§ Problem to solve
In the guided imagery text, why is meditative witnessing called the "sword"? Answer in one to three sentences.

§ Document excerpt
Playing the Part of the Less & Less Blemished Witness Guided Imagery:
All types of meditative guided imagery can fit under the heading of being a ‘less and less blemished witness’, albeit this meditative witnessing is a form of general guided imagery and can be utilized in almost any context or setting.
Being a less and less blemished witness is focusing (not thinking) on or about one thing or two or three things, e.g., with regard to witnessing just exactly what one is doing at any given time, ideally nothing more nothing less. This meditative witnessing is the ‘sword’ (h’ou t’ou) that cuts out, erases thinking and/or cyclical thinking, so that one can eventually learn to genuinely (without fooling oneself) empty one’s mind completely. That said and yin to yang and yang to yin, even if one truly learns to empty one’s mind, it doesn’t lessen the importance of the various types guided imagery. These descriptions can be a bit confusing to contemplate at first, but using the so-called sword of guided imagery as a step toward totally emptying one’s mind does not in any fashion alleviate the importance of guided imagery as a splendid and healthful practice in and of itself. Meditative emptying of one’s mind AND types of meditative guided imagery are traditionally viewed as both very important, and never a competition between the two – both fall within the traditional context of ‘true meditation’, e.g, the pinnacle of the Eightfold Healthful Path. AND the difference between the two can at times seem trivial or almost nonexistent. Having said that, it is accepted in this tradition that the sword of guided imagery was strategically created as a helpful step toward actually learning to empty one’s mind completely, or what can be coined as the ‘perfect witness’. This even though it is accepted in these arts that nothing is genuinely perfect on this earth.

Element position data

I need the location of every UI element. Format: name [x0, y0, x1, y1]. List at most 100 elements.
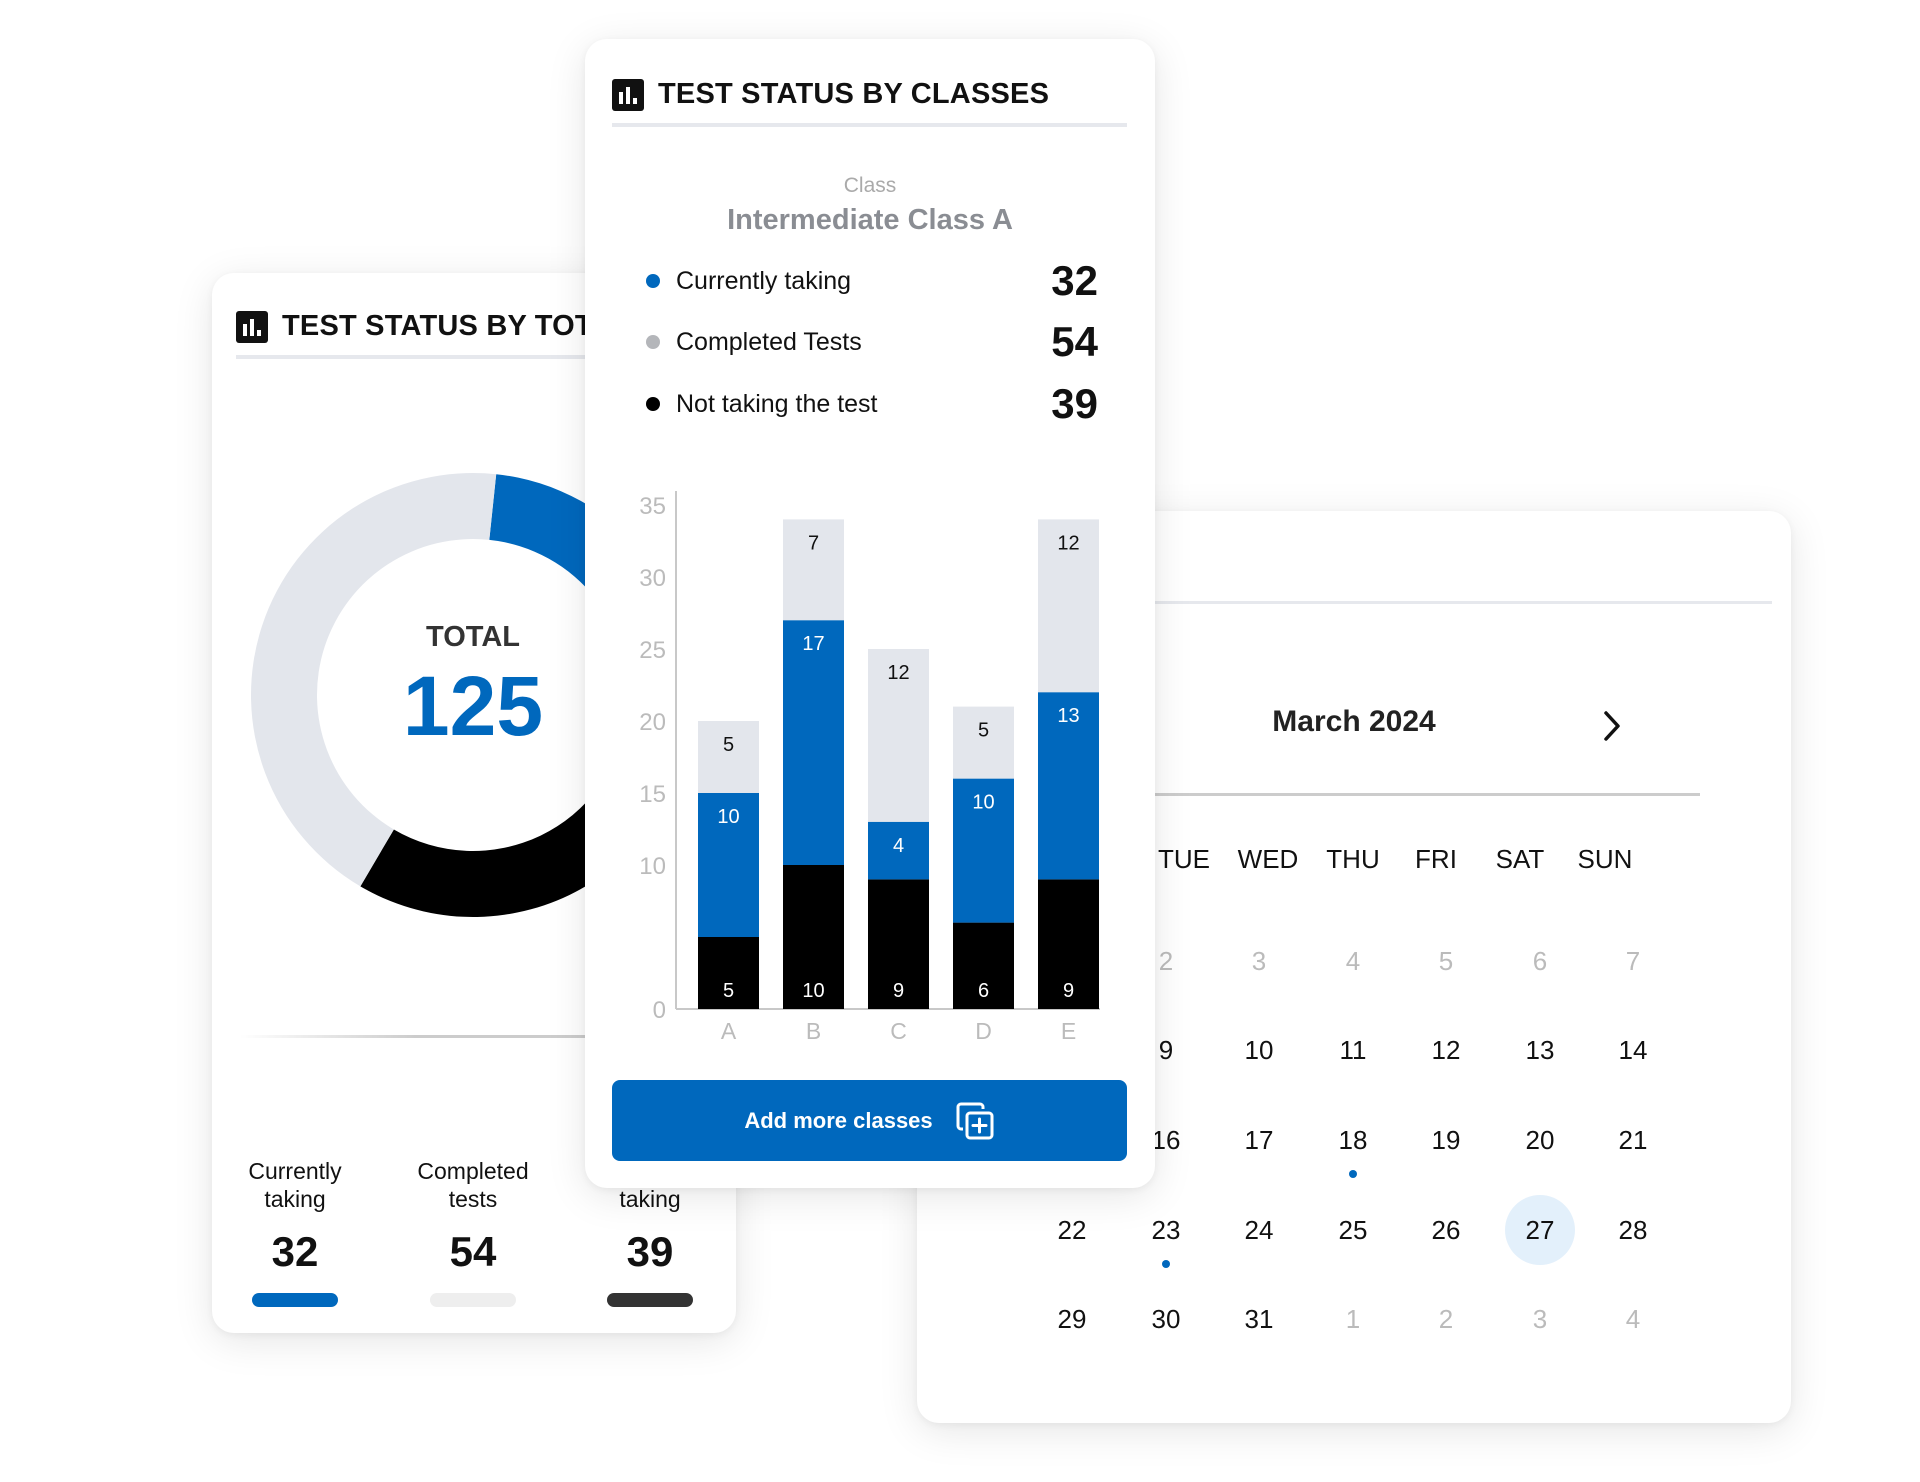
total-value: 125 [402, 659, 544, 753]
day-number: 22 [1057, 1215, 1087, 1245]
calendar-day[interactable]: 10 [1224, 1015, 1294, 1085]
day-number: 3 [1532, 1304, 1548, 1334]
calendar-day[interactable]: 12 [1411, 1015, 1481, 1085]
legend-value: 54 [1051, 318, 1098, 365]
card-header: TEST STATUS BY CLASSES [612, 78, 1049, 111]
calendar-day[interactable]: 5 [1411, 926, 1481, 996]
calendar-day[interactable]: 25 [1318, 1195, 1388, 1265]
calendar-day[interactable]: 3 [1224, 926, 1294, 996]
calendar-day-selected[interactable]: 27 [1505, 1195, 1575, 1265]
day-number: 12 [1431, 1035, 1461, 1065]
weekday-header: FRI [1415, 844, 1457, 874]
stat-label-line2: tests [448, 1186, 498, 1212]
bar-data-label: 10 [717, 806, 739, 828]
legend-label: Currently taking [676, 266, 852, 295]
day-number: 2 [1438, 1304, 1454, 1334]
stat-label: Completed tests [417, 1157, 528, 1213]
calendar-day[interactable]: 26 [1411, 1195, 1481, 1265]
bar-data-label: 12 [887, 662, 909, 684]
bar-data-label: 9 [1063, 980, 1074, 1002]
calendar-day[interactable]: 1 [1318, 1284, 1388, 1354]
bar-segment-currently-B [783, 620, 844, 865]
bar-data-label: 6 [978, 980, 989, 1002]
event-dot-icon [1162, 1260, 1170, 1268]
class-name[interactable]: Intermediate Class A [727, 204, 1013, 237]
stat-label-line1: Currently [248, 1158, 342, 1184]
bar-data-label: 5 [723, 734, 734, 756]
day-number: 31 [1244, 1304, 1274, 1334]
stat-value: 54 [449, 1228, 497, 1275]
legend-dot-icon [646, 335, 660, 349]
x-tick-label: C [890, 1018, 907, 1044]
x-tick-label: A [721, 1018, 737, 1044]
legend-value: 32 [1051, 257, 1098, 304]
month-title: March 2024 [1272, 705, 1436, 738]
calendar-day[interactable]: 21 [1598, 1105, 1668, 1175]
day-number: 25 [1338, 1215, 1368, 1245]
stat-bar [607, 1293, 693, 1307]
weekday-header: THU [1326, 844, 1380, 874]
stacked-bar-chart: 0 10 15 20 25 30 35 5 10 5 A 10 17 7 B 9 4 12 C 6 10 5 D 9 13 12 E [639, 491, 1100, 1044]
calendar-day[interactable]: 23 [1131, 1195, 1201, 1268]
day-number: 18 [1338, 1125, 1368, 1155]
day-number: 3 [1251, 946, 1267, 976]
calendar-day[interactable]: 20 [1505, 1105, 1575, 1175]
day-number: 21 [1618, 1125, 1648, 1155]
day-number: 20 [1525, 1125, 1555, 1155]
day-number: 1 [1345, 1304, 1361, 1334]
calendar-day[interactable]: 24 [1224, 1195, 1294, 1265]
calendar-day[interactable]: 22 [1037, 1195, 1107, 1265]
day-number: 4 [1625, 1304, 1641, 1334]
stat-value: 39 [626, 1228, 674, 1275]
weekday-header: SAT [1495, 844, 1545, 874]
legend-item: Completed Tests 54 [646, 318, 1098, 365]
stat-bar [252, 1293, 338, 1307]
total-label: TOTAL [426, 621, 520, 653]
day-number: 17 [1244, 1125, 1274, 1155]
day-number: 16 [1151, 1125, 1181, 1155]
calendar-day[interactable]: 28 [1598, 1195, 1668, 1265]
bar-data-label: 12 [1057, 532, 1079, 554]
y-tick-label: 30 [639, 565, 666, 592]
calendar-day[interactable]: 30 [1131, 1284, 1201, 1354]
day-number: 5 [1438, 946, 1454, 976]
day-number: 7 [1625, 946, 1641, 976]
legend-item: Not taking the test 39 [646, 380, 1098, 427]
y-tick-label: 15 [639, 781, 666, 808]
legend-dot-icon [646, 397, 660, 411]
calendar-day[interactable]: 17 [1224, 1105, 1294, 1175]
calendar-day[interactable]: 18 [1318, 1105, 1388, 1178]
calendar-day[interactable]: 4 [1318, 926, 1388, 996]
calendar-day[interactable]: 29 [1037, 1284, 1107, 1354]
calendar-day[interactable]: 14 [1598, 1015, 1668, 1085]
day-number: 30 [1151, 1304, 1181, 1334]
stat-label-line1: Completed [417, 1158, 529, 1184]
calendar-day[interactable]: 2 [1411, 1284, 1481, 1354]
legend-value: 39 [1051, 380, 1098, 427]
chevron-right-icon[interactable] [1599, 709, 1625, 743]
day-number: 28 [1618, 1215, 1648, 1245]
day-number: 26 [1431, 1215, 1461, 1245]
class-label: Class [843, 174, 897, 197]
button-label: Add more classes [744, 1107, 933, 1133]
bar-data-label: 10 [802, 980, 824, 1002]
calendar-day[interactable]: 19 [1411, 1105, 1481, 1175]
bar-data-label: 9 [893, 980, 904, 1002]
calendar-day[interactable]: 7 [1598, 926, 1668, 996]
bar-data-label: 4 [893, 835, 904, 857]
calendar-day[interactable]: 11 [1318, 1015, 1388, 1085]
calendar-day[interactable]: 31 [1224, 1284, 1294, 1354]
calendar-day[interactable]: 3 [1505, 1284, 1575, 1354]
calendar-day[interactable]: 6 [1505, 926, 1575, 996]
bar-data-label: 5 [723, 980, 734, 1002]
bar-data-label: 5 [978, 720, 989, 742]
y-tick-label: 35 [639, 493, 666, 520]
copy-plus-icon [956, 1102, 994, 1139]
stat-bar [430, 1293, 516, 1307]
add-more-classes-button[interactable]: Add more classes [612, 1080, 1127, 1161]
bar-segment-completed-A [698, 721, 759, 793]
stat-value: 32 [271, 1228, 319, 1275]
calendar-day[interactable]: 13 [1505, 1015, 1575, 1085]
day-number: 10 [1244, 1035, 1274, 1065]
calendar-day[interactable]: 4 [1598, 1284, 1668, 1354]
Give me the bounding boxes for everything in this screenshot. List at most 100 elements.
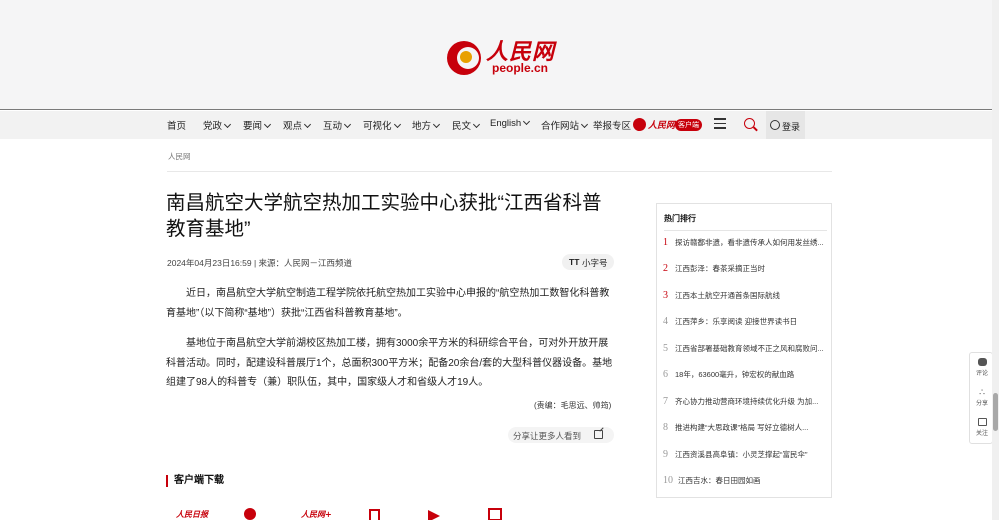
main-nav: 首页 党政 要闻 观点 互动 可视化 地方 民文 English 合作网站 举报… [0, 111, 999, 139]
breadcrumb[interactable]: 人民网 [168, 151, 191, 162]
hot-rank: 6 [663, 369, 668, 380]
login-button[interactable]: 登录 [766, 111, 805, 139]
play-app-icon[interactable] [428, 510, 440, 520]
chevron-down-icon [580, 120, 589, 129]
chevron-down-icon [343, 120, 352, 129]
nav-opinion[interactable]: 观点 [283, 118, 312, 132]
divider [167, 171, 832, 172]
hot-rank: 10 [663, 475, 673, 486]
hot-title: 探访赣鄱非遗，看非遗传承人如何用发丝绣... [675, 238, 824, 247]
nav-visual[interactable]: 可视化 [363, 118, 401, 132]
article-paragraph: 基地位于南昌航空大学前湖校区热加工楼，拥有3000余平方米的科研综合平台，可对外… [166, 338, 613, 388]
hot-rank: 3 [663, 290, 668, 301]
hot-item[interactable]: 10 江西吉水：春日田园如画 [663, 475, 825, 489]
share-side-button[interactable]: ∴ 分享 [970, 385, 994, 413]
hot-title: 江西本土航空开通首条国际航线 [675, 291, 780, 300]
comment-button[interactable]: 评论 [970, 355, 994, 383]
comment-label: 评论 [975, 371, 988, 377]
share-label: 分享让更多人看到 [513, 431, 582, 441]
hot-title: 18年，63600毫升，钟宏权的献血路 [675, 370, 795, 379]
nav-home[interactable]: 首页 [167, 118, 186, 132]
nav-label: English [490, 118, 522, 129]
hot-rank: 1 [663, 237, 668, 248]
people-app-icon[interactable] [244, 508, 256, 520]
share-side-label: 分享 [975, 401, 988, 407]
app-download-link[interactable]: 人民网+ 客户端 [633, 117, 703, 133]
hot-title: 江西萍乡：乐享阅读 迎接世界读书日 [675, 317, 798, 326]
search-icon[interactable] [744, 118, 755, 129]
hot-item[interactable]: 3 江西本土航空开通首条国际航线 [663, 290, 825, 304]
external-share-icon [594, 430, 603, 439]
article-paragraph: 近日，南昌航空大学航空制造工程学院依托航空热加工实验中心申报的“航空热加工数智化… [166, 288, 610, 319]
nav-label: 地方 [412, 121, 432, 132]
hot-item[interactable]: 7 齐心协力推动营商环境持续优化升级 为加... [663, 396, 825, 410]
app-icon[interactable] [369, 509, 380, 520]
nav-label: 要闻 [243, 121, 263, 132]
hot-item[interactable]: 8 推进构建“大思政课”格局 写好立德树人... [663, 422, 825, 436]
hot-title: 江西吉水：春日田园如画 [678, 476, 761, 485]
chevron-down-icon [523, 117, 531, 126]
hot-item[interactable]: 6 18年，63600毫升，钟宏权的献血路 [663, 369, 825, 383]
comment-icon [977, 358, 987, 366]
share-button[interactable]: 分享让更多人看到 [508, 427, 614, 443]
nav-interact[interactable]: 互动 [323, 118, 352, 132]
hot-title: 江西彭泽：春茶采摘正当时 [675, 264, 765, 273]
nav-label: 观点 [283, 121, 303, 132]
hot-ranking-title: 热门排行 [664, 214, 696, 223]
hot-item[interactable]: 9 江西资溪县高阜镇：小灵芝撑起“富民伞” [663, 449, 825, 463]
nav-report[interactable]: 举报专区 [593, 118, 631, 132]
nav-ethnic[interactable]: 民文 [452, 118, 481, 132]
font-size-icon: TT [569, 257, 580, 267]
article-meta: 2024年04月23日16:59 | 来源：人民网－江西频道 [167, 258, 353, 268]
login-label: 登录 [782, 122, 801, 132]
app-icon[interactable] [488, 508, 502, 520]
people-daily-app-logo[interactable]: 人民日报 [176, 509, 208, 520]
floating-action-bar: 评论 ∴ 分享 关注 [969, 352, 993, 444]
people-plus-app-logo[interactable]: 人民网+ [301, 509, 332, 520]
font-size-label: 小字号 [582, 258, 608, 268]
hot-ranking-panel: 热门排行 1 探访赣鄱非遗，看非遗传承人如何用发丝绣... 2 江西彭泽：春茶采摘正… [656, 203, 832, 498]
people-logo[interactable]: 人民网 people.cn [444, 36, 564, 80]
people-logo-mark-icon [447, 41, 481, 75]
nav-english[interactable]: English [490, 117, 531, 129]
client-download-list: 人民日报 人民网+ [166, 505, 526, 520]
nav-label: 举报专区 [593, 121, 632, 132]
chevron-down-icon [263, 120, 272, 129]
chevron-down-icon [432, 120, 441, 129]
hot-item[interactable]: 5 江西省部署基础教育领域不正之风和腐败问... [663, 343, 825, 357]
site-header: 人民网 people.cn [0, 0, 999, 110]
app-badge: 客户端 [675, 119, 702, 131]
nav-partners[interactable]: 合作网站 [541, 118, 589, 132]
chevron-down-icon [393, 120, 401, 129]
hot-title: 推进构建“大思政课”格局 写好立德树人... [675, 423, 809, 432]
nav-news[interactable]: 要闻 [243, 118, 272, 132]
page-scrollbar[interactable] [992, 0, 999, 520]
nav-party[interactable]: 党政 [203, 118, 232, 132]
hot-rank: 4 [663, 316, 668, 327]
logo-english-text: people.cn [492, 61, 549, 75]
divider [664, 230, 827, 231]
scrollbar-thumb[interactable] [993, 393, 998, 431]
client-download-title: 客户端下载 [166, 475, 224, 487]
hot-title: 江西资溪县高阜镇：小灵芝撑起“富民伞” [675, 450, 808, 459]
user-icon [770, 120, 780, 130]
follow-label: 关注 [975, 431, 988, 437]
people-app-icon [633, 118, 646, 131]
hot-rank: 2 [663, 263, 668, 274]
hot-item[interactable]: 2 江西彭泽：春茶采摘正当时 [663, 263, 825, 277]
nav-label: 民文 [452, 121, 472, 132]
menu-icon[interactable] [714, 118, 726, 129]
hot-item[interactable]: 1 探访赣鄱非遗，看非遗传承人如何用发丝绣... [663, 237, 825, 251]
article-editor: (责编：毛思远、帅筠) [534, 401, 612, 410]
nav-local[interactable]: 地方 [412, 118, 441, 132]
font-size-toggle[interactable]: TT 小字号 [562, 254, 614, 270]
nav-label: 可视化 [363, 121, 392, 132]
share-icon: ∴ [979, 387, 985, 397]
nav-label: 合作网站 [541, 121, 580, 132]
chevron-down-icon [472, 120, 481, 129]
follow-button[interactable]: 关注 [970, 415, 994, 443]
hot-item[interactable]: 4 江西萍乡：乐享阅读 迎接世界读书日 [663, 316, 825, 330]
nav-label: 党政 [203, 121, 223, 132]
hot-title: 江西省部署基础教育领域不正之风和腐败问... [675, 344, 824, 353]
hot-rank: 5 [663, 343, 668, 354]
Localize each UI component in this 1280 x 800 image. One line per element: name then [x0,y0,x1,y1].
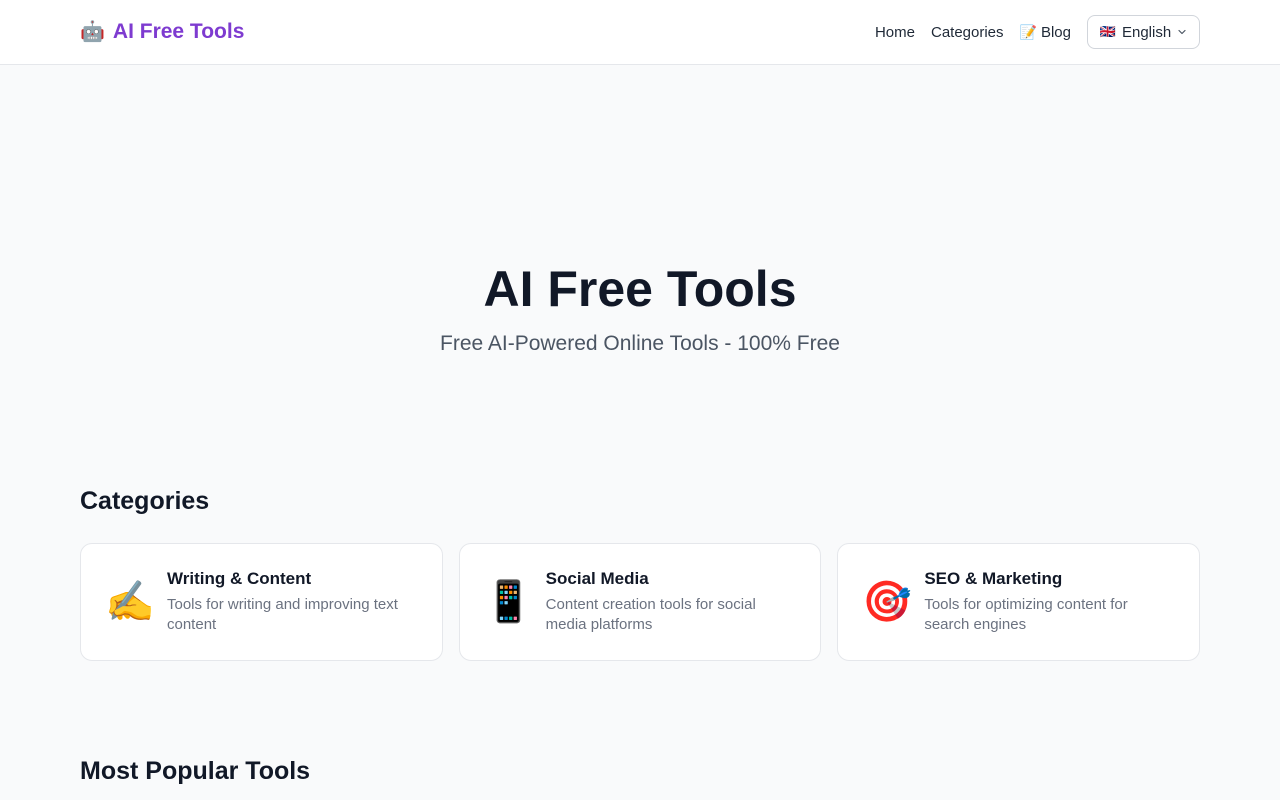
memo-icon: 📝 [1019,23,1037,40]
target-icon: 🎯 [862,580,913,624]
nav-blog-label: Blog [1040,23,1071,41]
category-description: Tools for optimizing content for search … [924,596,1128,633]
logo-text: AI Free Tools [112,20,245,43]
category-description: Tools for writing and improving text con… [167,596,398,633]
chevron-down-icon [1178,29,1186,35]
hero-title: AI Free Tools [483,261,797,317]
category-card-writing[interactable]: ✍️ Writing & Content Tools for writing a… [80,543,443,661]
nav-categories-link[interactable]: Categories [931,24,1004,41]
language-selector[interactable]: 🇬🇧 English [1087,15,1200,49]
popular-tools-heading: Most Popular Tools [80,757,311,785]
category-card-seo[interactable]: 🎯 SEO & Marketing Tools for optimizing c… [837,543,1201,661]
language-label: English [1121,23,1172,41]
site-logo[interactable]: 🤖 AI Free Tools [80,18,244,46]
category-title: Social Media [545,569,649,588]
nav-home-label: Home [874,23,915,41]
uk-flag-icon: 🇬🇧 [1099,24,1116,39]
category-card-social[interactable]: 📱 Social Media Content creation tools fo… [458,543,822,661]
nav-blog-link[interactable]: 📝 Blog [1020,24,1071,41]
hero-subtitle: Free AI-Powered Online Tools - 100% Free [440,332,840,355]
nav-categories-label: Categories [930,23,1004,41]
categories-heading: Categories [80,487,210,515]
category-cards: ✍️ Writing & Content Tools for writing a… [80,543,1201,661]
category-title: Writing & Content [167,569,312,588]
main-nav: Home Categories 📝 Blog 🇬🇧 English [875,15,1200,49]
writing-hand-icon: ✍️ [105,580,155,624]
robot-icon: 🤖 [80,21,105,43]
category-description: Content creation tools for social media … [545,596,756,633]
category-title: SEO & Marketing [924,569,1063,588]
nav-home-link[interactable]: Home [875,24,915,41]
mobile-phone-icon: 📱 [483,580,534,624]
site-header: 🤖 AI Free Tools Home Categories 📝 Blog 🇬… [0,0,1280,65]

§ Answer to this problem
Meditative witnessing is the "sword" (h'ou t'ou) because it cuts out and erases thinking and cyclical thinking. This lets one eventually learn to genuinely empty one's mind completely. The text adds that this sword of guided imagery was strategically created as a helpful step toward that complete emptying of the mind.